Aim of the task:
Below are some entries. Return exactly the lines from the one with "Give me a plain-text" through the final line, leaving out any pictures.

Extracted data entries

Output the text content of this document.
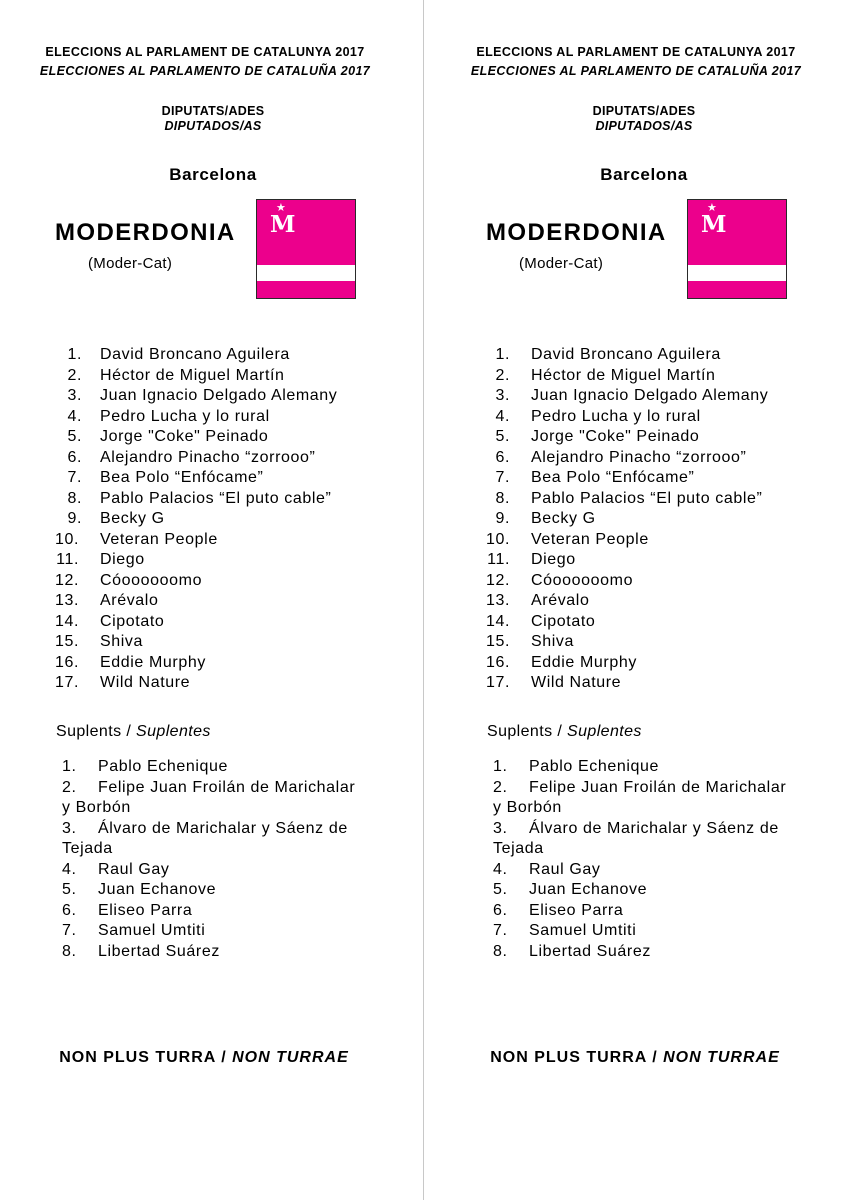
ELECCIONS AL PARLAMENT DE CATALUNYA 2017
ELECCIONES AL PARLAMENTO DE CATALUÑA 2017
DIPUTATS/ADES
DIPUTADOS/AS
Barcelona
MODERDONIA
(Moder-Cat)
★
M
1. David Broncano Aguilera
2. Héctor de Miguel Martín
3. Juan Ignacio Delgado Alemany
4. Pedro Lucha y lo rural
5. Jorge "Coke" Peinado
6. Alejandro Pinacho “zorrooo”
7. Bea Polo “Enfócame”
8. Pablo Palacios “El puto cable”
9. Becky G
10. Veteran People
11. Diego
12. Cóoooooomo
13. Arévalo
14. Cipotato
15. Shiva
16. Eddie Murphy
17. Wild Nature
Suplents / Suplentes
1.	Pablo Echenique
2.	Felipe Juan Froilán de Marichalar y Borbón
3.	Álvaro de Marichalar y Sáenz de Tejada
4.	Raul Gay
5.	Juan Echanove
6.	Eliseo Parra
7.	Samuel Umtiti
8.	Libertad Suárez
NON PLUS TURRA / NON TURRAE
ELECCIONS AL PARLAMENT DE CATALUNYA 2017
ELECCIONES AL PARLAMENTO DE CATALUÑA 2017
DIPUTATS/ADES
DIPUTADOS/AS
Barcelona
MODERDONIA
(Moder-Cat)
★
M
1. David Broncano Aguilera
2. Héctor de Miguel Martín
3. Juan Ignacio Delgado Alemany
4. Pedro Lucha y lo rural
5. Jorge "Coke" Peinado
6. Alejandro Pinacho “zorrooo”
7. Bea Polo “Enfócame”
8. Pablo Palacios “El puto cable”
9. Becky G
10. Veteran People
11. Diego
12. Cóoooooomo
13. Arévalo
14. Cipotato
15. Shiva
16. Eddie Murphy
17. Wild Nature
Suplents / Suplentes
1.	Pablo Echenique
2.	Felipe Juan Froilán de Marichalar y Borbón
3.	Álvaro de Marichalar y Sáenz de Tejada
4.	Raul Gay
5.	Juan Echanove
6.	Eliseo Parra
7.	Samuel Umtiti
8.	Libertad Suárez
NON PLUS TURRA / NON TURRAE
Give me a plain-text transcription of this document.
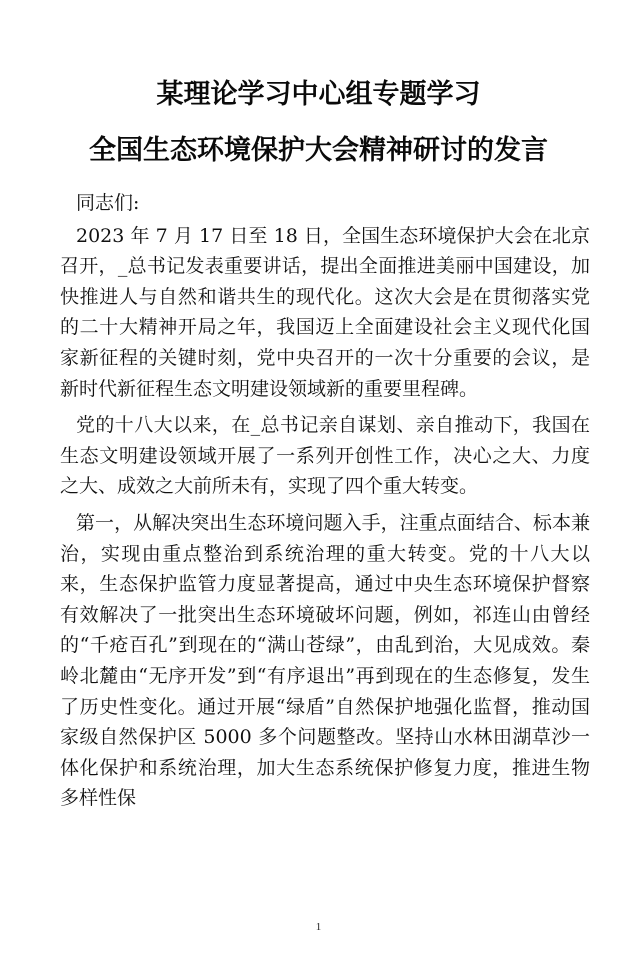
某理论学习中心组专题学习
全国生态环境保护大会精神研讨的发言

同志们:

2023 年 7 月 17 日至 18 日，全国生态环境保护大会在北京召开，_总书记发表重要讲话，提出全面推进美丽中国建设，加快推进人与自然和谐共生的现代化。这次大会是在贯彻落实党的二十大精神开局之年，我国迈上全面建设社会主义现代化国家新征程的关键时刻，党中央召开的一次十分重要的会议，是新时代新征程生态文明建设领域新的重要里程碑。

党的十八大以来，在_总书记亲自谋划、亲自推动下，我国在生态文明建设领域开展了一系列开创性工作，决心之大、力度之大、成效之大前所未有，实现了四个重大转变。

第一，从解决突出生态环境问题入手，注重点面结合、标本兼治，实现由重点整治到系统治理的重大转变。党的十八大以来，生态保护监管力度显著提高，通过中央生态环境保护督察有效解决了一批突出生态环境破坏问题，例如，祁连山由曾经的“千疮百孔”到现在的“满山苍绿”，由乱到治，大见成效。秦岭北麓由“无序开发”到“有序退出”再到现在的生态修复，发生了历史性变化。通过开展“绿盾”自然保护地强化监督，推动国家级自然保护区 5000 多个问题整改。坚持山水林田湖草沙一体化保护和系统治理，加大生态系统保护修复力度，推进生物多样性保

1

Output of the exercise:
Give me a plain-text transcription of this document.
某理论学习中心组专题学习
全国生态环境保护大会精神研讨的发言

同志们:

2023 年 7 月 17 日至 18 日，全国生态环境保护大会在北京召开，_总书记发表重要讲话，提出全面推进美丽中国建设，加快推进人与自然和谐共生的现代化。这次大会是在贯彻落实党的二十大精神开局之年，我国迈上全面建设社会主义现代化国家新征程的关键时刻，党中央召开的一次十分重要的会议，是新时代新征程生态文明建设领域新的重要里程碑。

党的十八大以来，在_总书记亲自谋划、亲自推动下，我国在生态文明建设领域开展了一系列开创性工作，决心之大、力度之大、成效之大前所未有，实现了四个重大转变。

第一，从解决突出生态环境问题入手，注重点面结合、标本兼治，实现由重点整治到系统治理的重大转变。党的十八大以来，生态保护监管力度显著提高，通过中央生态环境保护督察有效解决了一批突出生态环境破坏问题，例如，祁连山由曾经的“千疮百孔”到现在的“满山苍绿”，由乱到治，大见成效。秦岭北麓由“无序开发”到“有序退出”再到现在的生态修复，发生了历史性变化。通过开展“绿盾”自然保护地强化监督，推动国家级自然保护区 5000 多个问题整改。坚持山水林田湖草沙一体化保护和系统治理，加大生态系统保护修复力度，推进生物多样性保

1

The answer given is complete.